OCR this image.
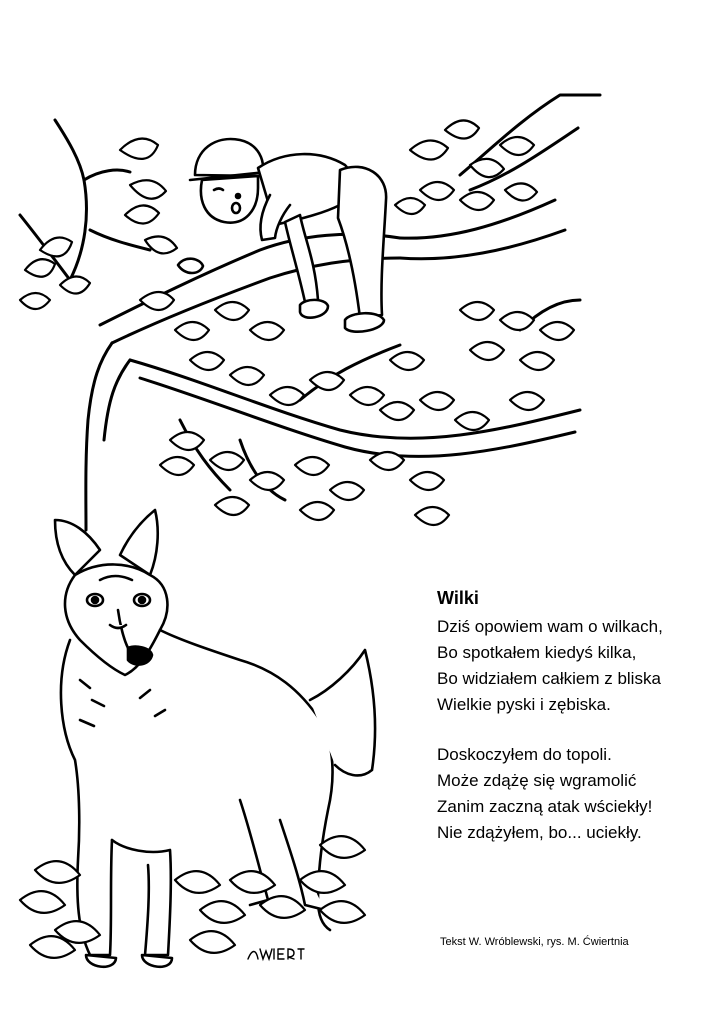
Wilki
Dziś opowiem wam o wilkach,
Bo spotkałem kiedyś kilka,
Bo widziałem całkiem z bliska
Wielkie pyski i zębiska.
Doskoczyłem do topoli.
Może zdążę się wgramolić
Zanim zaczną atak wściekły!
Nie zdążyłem, bo... uciekły.
Tekst W. Wróblewski, rys. M. Ćwiertnia
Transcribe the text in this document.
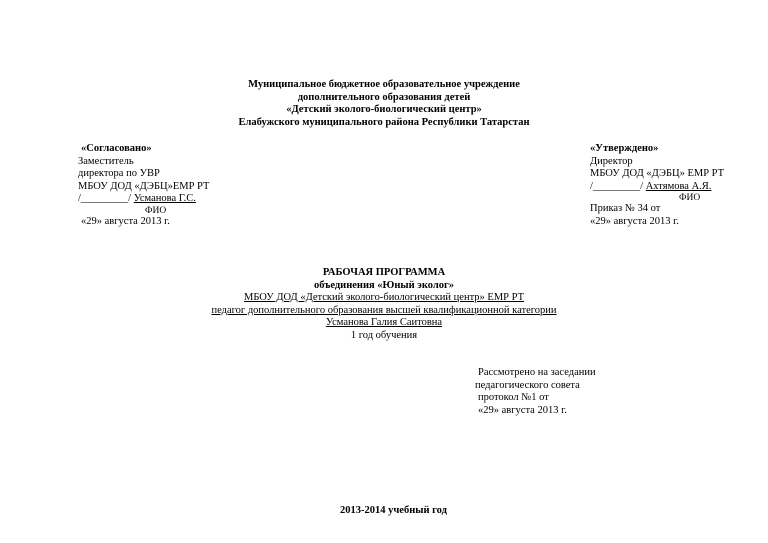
Муниципальное бюджетное образовательное учреждение
дополнительного образования детей
«Детский эколого-биологический центр»
Елабужского муниципального района Республики Татарстан
«Согласовано»
Заместитель
директора по УВР
МБОУ ДОД «ДЭБЦ»ЕМР РТ
/_________/ Усманова Г.С.
ФИО
«29» августа 2013 г.
«Утверждено»
Директор
МБОУ ДОД «ДЭБЦ» ЕМР РТ
/_________/ Ахтямова А.Я.
ФИО
Приказ № 34 от
«29» августа 2013 г.
РАБОЧАЯ ПРОГРАММА
объединения «Юный эколог»
МБОУ ДОД «Детский эколого-биологический центр» ЕМР РТ
педагог дополнительного образования высшей квалификационной категории
Усманова Галия Саитовна
1 год обучения
Рассмотрено на заседании
педагогического совета
протокол №1 от
«29» августа 2013 г.
2013-2014 учебный год
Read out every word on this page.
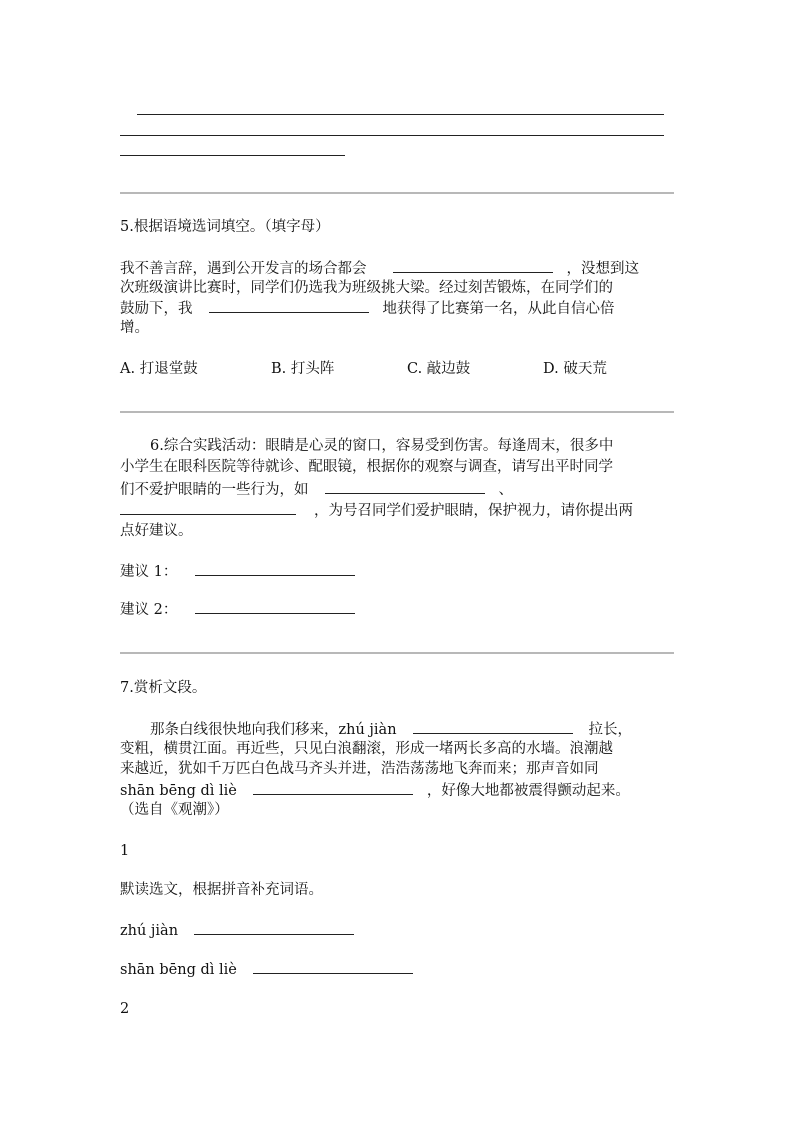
5.根据语境选词填空。（填字母）
我不善言辞，遇到公开发言的场合都会	，没想到这
次班级演讲比赛时，同学们仍选我为班级挑大梁。经过刻苦锻炼，在同学们的
鼓励下，我	地获得了比赛第一名，从此自信心倍
增。
A. 打退堂鼓	B. 打头阵	C. 敲边鼓	D. 破天荒
6.综合实践活动：眼睛是心灵的窗口，容易受到伤害。每逢周末，很多中
小学生在眼科医院等待就诊、配眼镜，根据你的观察与调查，请写出平时同学
们不爱护眼睛的一些行为，如	、
，为号召同学们爱护眼睛，保护视力，请你提出两
点好建议。
建议 1：
建议 2：
7.赏析文段。
那条白线很快地向我们移来，zhú jiàn	拉长，
变粗，横贯江面。再近些，只见白浪翻滚，形成一堵两长多高的水墙。浪潮越
来越近，犹如千万匹白色战马齐头并进，浩浩荡荡地飞奔而来；那声音如同
shān bēng dì liè	，好像大地都被震得颤动起来。
（选自《观潮》）
1
默读选文，根据拼音补充词语。
zhú jiàn
shān bēng dì liè
2
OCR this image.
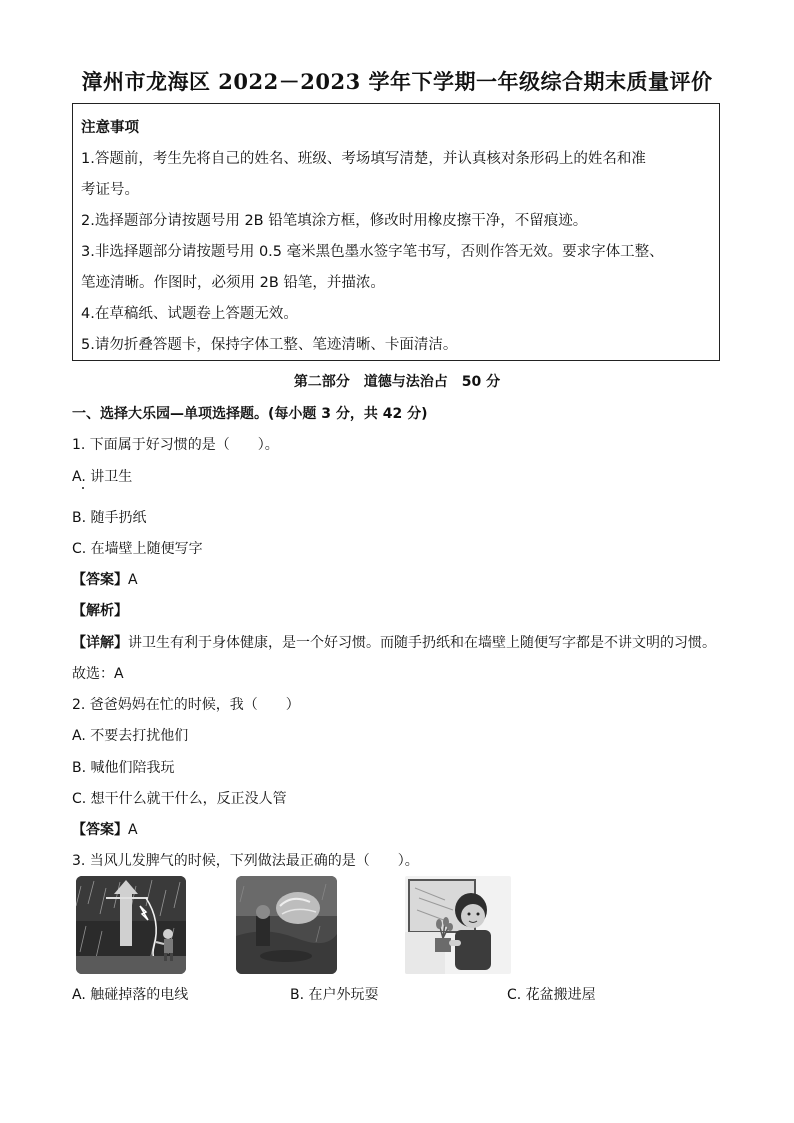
漳州市龙海区 2022－2023 学年下学期一年级综合期末质量评价
注意事项
1.答题前，考生先将自己的姓名、班级、考场填写清楚，并认真核对条形码上的姓名和准
考证号。
2.选择题部分请按题号用 2B 铅笔填涂方框，修改时用橡皮擦干净，不留痕迹。
3.非选择题部分请按题号用 0.5 毫米黑色墨水签字笔书写，否则作答无效。要求字体工整、
笔迹清晰。作图时，必须用 2B 铅笔，并描浓。
4.在草稿纸、试题卷上答题无效。
5.请勿折叠答题卡，保持字体工整、笔迹清晰、卡面清洁。
第二部分　道德与法治占　50 分
一、选择大乐园—单项选择题。(每小题 3 分，共 42 分)
1. 下面属于好习惯的是（　　）。
A. 讲卫生
B. 随手扔纸
C. 在墙壁上随便写字
【答案】A
【解析】
【详解】讲卫生有利于身体健康，是一个好习惯。而随手扔纸和在墙壁上随便写字都是不讲文明的习惯。
故选：A
2. 爸爸妈妈在忙的时候，我（　　）
A. 不要去打扰他们
B. 喊他们陪我玩
C. 想干什么就干什么，反正没人管
【答案】A
3. 当风儿发脾气的时候，下列做法最正确的是（　　）。
A. 触碰掉落的电线	B. 在户外玩耍	C. 花盆搬进屋
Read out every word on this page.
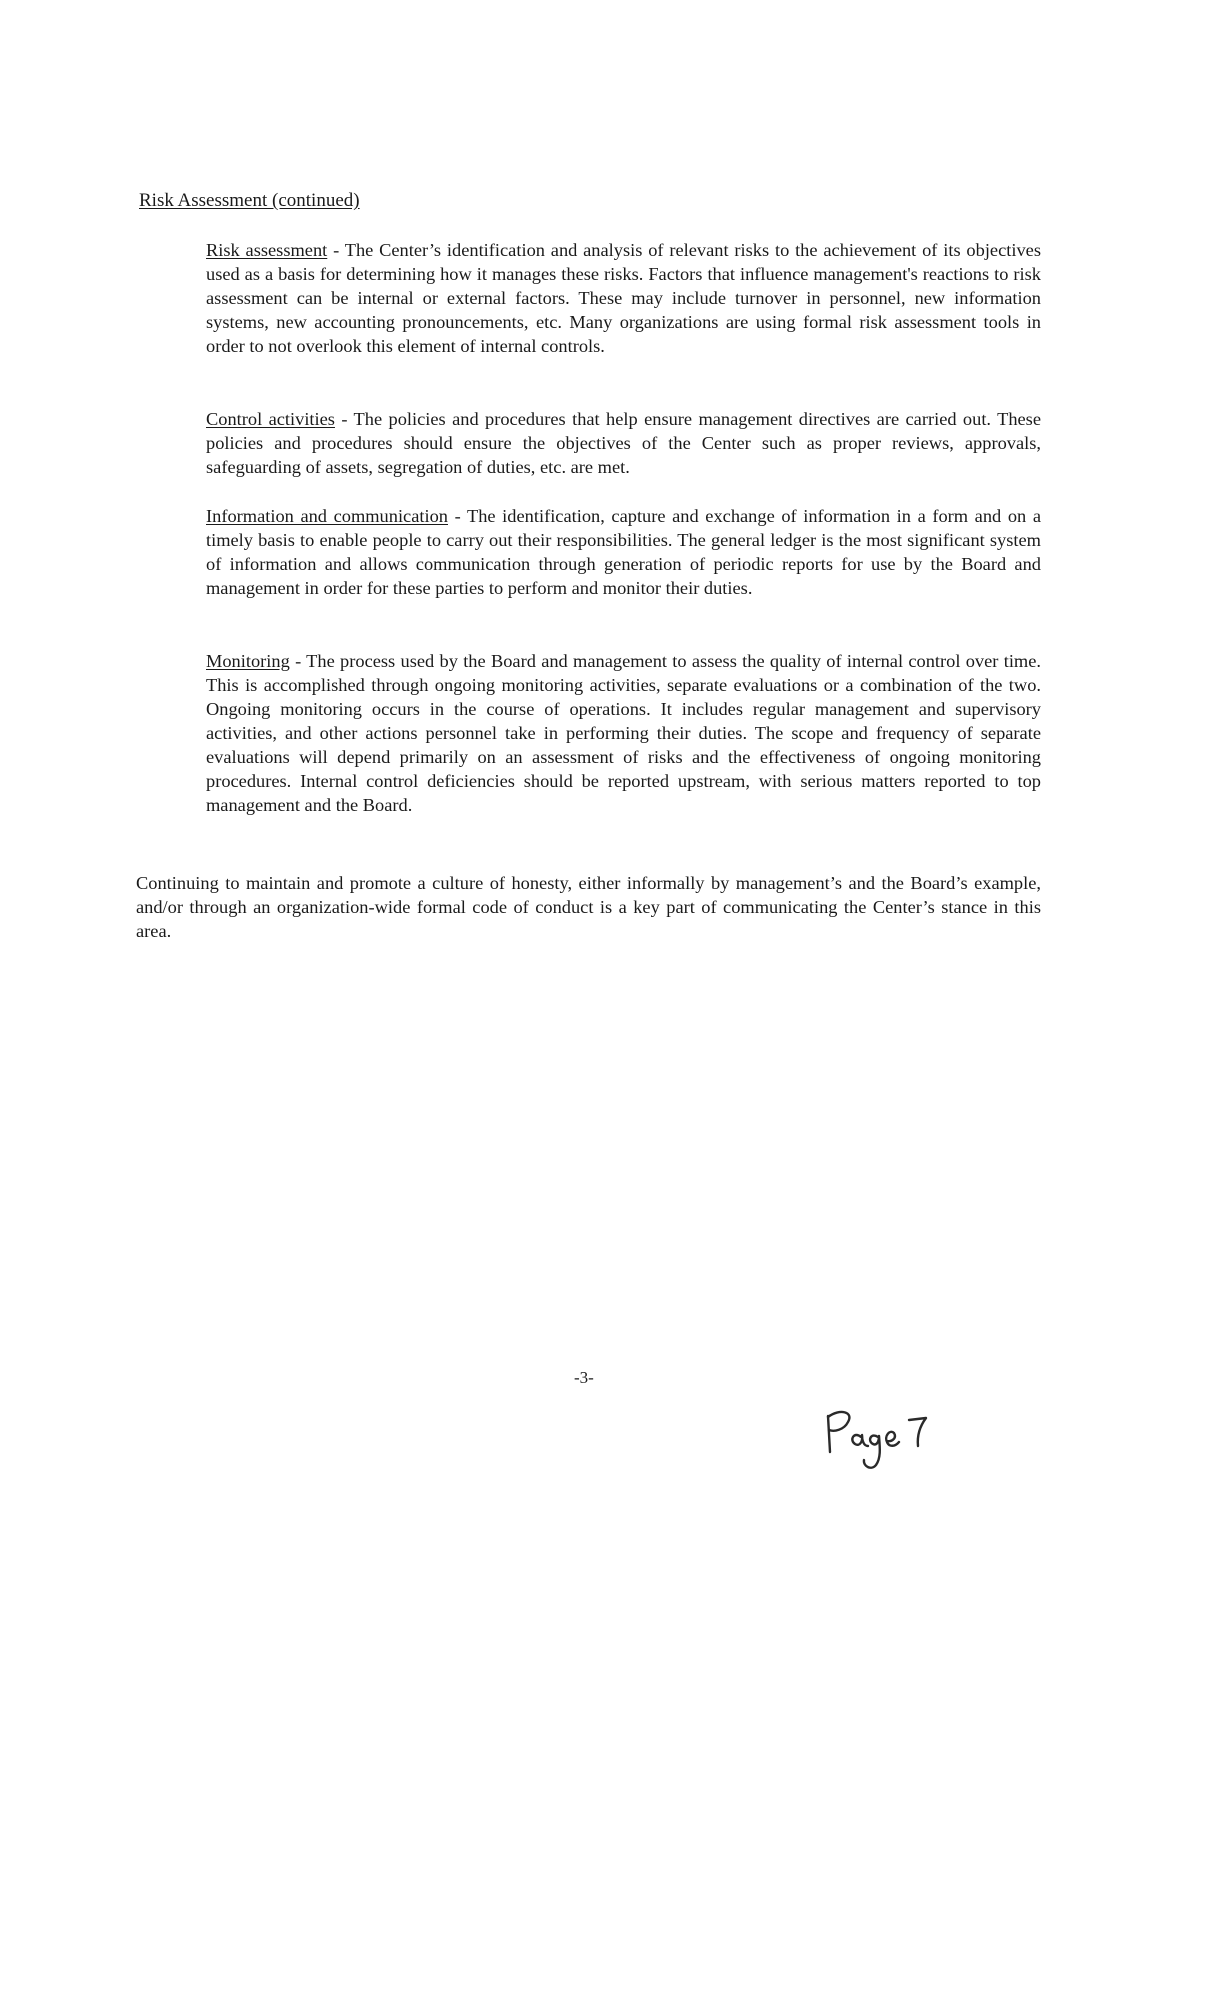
Risk Assessment (continued)

Risk assessment - The Center’s identification and analysis of relevant risks to the achievement of its objectives used as a basis for determining how it manages these risks. Factors that influence management's reactions to risk assessment can be internal or external factors. These may include turnover in personnel, new information systems, new accounting pronouncements, etc. Many organizations are using formal risk assessment tools in order to not overlook this element of internal controls.

Control activities - The policies and procedures that help ensure management directives are carried out. These policies and procedures should ensure the objectives of the Center such as proper reviews, approvals, safeguarding of assets, segregation of duties, etc. are met.

Information and communication - The identification, capture and exchange of information in a form and on a timely basis to enable people to carry out their responsibilities. The general ledger is the most significant system of information and allows communication through generation of periodic reports for use by the Board and management in order for these parties to perform and monitor their duties.

Monitoring - The process used by the Board and management to assess the quality of internal control over time. This is accomplished through ongoing monitoring activities, separate evaluations or a combination of the two. Ongoing monitoring occurs in the course of operations. It includes regular management and supervisory activities, and other actions personnel take in performing their duties. The scope and frequency of separate evaluations will depend primarily on an assessment of risks and the effectiveness of ongoing monitoring procedures. Internal control deficiencies should be reported upstream, with serious matters reported to top management and the Board.

Continuing to maintain and promote a culture of honesty, either informally by management’s and the Board’s example, and/or through an organization-wide formal code of conduct is a key part of communicating the Center’s stance in this area.

-3-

● ● ● ● ●

From the data above, copy each line that has the string "used".

Risk assessment - The Center’s identification and analysis of relevant risks to the achievement of its objectives used as a basis for determining how it manages these risks. Factors that influence management's reactions to risk assessment can be internal or external factors. These may include turnover in personnel, new information systems, new accounting pronouncements, etc. Many organizations are using formal risk assessment tools in order to not overlook this element of internal controls.
Monitoring - The process used by the Board and management to assess the quality of internal control over time. This is accomplished through ongoing monitoring activities, separate evaluations or a combination of the two. Ongoing monitoring occurs in the course of operations. It includes regular management and supervisory activities, and other actions personnel take in performing their duties. The scope and frequency of separate evaluations will depend primarily on an assessment of risks and the effectiveness of ongoing monitoring procedures. Internal control deficiencies should be reported upstream, with serious matters reported to top management and the Board.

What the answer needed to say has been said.